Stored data
——————————
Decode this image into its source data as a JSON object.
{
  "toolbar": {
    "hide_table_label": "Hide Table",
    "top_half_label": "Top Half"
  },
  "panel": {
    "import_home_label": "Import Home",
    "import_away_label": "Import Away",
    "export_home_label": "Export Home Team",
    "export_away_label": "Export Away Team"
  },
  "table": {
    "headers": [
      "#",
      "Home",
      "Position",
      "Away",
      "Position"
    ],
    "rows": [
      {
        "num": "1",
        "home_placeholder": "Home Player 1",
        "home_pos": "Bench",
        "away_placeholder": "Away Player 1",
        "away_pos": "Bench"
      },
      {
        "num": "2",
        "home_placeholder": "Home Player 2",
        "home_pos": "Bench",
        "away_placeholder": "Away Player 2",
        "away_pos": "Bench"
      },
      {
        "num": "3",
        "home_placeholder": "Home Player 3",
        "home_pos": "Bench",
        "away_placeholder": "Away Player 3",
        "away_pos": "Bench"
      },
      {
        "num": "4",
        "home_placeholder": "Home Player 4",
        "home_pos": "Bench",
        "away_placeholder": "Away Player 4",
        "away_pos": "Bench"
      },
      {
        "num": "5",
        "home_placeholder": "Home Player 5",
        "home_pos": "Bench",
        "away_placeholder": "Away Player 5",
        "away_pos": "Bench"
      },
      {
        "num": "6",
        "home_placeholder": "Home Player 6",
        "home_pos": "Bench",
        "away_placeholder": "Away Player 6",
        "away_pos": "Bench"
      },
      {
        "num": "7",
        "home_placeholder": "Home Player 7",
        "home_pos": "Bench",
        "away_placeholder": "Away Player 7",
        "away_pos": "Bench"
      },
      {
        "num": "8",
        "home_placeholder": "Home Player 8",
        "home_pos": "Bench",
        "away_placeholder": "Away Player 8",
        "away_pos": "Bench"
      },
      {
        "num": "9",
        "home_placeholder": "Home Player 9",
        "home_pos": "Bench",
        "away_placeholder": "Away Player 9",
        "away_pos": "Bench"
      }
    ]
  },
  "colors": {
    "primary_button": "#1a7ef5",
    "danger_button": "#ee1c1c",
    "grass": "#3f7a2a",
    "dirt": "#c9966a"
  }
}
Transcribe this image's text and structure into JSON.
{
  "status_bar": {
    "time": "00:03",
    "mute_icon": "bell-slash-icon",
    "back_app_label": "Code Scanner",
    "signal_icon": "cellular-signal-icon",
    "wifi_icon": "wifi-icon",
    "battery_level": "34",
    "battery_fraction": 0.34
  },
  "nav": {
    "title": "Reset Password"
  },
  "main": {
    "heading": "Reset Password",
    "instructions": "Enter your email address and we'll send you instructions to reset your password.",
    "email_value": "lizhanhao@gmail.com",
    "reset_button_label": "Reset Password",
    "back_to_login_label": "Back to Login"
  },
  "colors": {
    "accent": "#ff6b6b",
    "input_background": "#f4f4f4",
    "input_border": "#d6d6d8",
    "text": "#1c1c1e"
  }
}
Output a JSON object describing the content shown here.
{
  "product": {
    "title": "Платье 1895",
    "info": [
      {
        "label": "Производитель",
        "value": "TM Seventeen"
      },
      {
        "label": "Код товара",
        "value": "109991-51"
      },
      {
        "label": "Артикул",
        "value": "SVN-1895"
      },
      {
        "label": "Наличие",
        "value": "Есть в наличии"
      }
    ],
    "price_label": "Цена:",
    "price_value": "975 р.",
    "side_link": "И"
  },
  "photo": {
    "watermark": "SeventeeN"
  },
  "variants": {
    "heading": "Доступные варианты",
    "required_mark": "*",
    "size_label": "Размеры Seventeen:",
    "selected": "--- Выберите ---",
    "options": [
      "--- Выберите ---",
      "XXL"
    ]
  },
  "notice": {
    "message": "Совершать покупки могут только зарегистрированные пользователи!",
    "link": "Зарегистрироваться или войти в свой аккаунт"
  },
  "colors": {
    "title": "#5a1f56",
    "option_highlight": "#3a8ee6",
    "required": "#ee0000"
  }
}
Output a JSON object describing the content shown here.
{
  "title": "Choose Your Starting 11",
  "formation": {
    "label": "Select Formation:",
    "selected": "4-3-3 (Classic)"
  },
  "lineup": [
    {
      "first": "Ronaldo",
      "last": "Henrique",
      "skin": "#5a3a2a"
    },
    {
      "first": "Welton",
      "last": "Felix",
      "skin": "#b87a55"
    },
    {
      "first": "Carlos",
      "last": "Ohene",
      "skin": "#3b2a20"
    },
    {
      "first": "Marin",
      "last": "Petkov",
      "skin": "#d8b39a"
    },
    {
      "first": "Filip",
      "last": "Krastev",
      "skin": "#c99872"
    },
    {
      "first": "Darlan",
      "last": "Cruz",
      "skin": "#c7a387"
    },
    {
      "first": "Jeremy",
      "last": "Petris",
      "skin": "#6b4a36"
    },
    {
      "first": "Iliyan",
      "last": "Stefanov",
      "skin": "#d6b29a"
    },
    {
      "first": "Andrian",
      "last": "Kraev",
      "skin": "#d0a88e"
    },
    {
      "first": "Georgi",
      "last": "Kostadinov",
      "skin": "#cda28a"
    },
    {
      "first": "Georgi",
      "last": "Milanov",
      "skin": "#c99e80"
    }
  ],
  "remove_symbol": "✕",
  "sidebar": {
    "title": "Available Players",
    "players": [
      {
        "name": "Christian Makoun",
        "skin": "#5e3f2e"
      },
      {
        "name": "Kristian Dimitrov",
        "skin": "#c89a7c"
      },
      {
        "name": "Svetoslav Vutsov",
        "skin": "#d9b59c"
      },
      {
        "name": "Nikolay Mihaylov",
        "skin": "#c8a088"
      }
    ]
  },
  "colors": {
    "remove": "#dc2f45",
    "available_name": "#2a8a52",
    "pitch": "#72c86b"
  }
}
——————————
→ WHAT NEEDS TO BE DONE
Restate the data above word for word.

→ WRITTEN RESPONSE
Decode this image into its source data as a JSON object.
{
  "toolbar": {
    "hide_table_label": "Hide Table",
    "top_half_label": "Top Half"
  },
  "panel": {
    "import_home_label": "Import Home",
    "import_away_label": "Import Away",
    "export_home_label": "Export Home Team",
    "export_away_label": "Export Away Team"
  },
  "table": {
    "headers": [
      "#",
      "Home",
      "Position",
      "Away",
      "Position"
    ],
    "rows": [
      {
        "num": "1",
        "home_placeholder": "Home Player 1",
        "home_pos": "Bench",
        "away_placeholder": "Away Player 1",
        "away_pos": "Bench"
      },
      {
        "num": "2",
        "home_placeholder": "Home Player 2",
        "home_pos": "Bench",
        "away_placeholder": "Away Player 2",
        "away_pos": "Bench"
      },
      {
        "num": "3",
        "home_placeholder": "Home Player 3",
        "home_pos": "Bench",
        "away_placeholder": "Away Player 3",
        "away_pos": "Bench"
      },
      {
        "num": "4",
        "home_placeholder": "Home Player 4",
        "home_pos": "Bench",
        "away_placeholder": "Away Player 4",
        "away_pos": "Bench"
      },
      {
        "num": "5",
        "home_placeholder": "Home Player 5",
        "home_pos": "Bench",
        "away_placeholder": "Away Player 5",
        "away_pos": "Bench"
      },
      {
        "num": "6",
        "home_placeholder": "Home Player 6",
        "home_pos": "Bench",
        "away_placeholder": "Away Player 6",
        "away_pos": "Bench"
      },
      {
        "num": "7",
        "home_placeholder": "Home Player 7",
        "home_pos": "Bench",
        "away_placeholder": "Away Player 7",
        "away_pos": "Bench"
      },
      {
        "num": "8",
        "home_placeholder": "Home Player 8",
        "home_pos": "Bench",
        "away_placeholder": "Away Player 8",
        "away_pos": "Bench"
      },
      {
        "num": "9",
        "home_placeholder": "Home Player 9",
        "home_pos": "Bench",
        "away_placeholder": "Away Player 9",
        "away_pos": "Bench"
      }
    ]
  },
  "colors": {
    "primary_button": "#1a7ef5",
    "danger_button": "#ee1c1c",
    "grass": "#3f7a2a",
    "dirt": "#c9966a"
  }
}
Transcribe this image's text and structure into JSON.
{
  "status_bar": {
    "time": "00:03",
    "mute_icon": "bell-slash-icon",
    "back_app_label": "Code Scanner",
    "signal_icon": "cellular-signal-icon",
    "wifi_icon": "wifi-icon",
    "battery_level": "34",
    "battery_fraction": 0.34
  },
  "nav": {
    "title": "Reset Password"
  },
  "main": {
    "heading": "Reset Password",
    "instructions": "Enter your email address and we'll send you instructions to reset your password.",
    "email_value": "lizhanhao@gmail.com",
    "reset_button_label": "Reset Password",
    "back_to_login_label": "Back to Login"
  },
  "colors": {
    "accent": "#ff6b6b",
    "input_background": "#f4f4f4",
    "input_border": "#d6d6d8",
    "text": "#1c1c1e"
  }
}
Output a JSON object describing the content shown here.
{
  "product": {
    "title": "Платье 1895",
    "info": [
      {
        "label": "Производитель",
        "value": "TM Seventeen"
      },
      {
        "label": "Код товара",
        "value": "109991-51"
      },
      {
        "label": "Артикул",
        "value": "SVN-1895"
      },
      {
        "label": "Наличие",
        "value": "Есть в наличии"
      }
    ],
    "price_label": "Цена:",
    "price_value": "975 р.",
    "side_link": "И"
  },
  "photo": {
    "watermark": "SeventeeN"
  },
  "variants": {
    "heading": "Доступные варианты",
    "required_mark": "*",
    "size_label": "Размеры Seventeen:",
    "selected": "--- Выберите ---",
    "options": [
      "--- Выберите ---",
      "XXL"
    ]
  },
  "notice": {
    "message": "Совершать покупки могут только зарегистрированные пользователи!",
    "link": "Зарегистрироваться или войти в свой аккаунт"
  },
  "colors": {
    "title": "#5a1f56",
    "option_highlight": "#3a8ee6",
    "required": "#ee0000"
  }
}
Output a JSON object describing the content shown here.
{
  "title": "Choose Your Starting 11",
  "formation": {
    "label": "Select Formation:",
    "selected": "4-3-3 (Classic)"
  },
  "lineup": [
    {
      "first": "Ronaldo",
      "last": "Henrique",
      "skin": "#5a3a2a"
    },
    {
      "first": "Welton",
      "last": "Felix",
      "skin": "#b87a55"
    },
    {
      "first": "Carlos",
      "last": "Ohene",
      "skin": "#3b2a20"
    },
    {
      "first": "Marin",
      "last": "Petkov",
      "skin": "#d8b39a"
    },
    {
      "first": "Filip",
      "last": "Krastev",
      "skin": "#c99872"
    },
    {
      "first": "Darlan",
      "last": "Cruz",
      "skin": "#c7a387"
    },
    {
      "first": "Jeremy",
      "last": "Petris",
      "skin": "#6b4a36"
    },
    {
      "first": "Iliyan",
      "last": "Stefanov",
      "skin": "#d6b29a"
    },
    {
      "first": "Andrian",
      "last": "Kraev",
      "skin": "#d0a88e"
    },
    {
      "first": "Georgi",
      "last": "Kostadinov",
      "skin": "#cda28a"
    },
    {
      "first": "Georgi",
      "last": "Milanov",
      "skin": "#c99e80"
    }
  ],
  "remove_symbol": "✕",
  "sidebar": {
    "title": "Available Players",
    "players": [
      {
        "name": "Christian Makoun",
        "skin": "#5e3f2e"
      },
      {
        "name": "Kristian Dimitrov",
        "skin": "#c89a7c"
      },
      {
        "name": "Svetoslav Vutsov",
        "skin": "#d9b59c"
      },
      {
        "name": "Nikolay Mihaylov",
        "skin": "#c8a088"
      }
    ]
  },
  "colors": {
    "remove": "#dc2f45",
    "available_name": "#2a8a52",
    "pitch": "#72c86b"
  }
}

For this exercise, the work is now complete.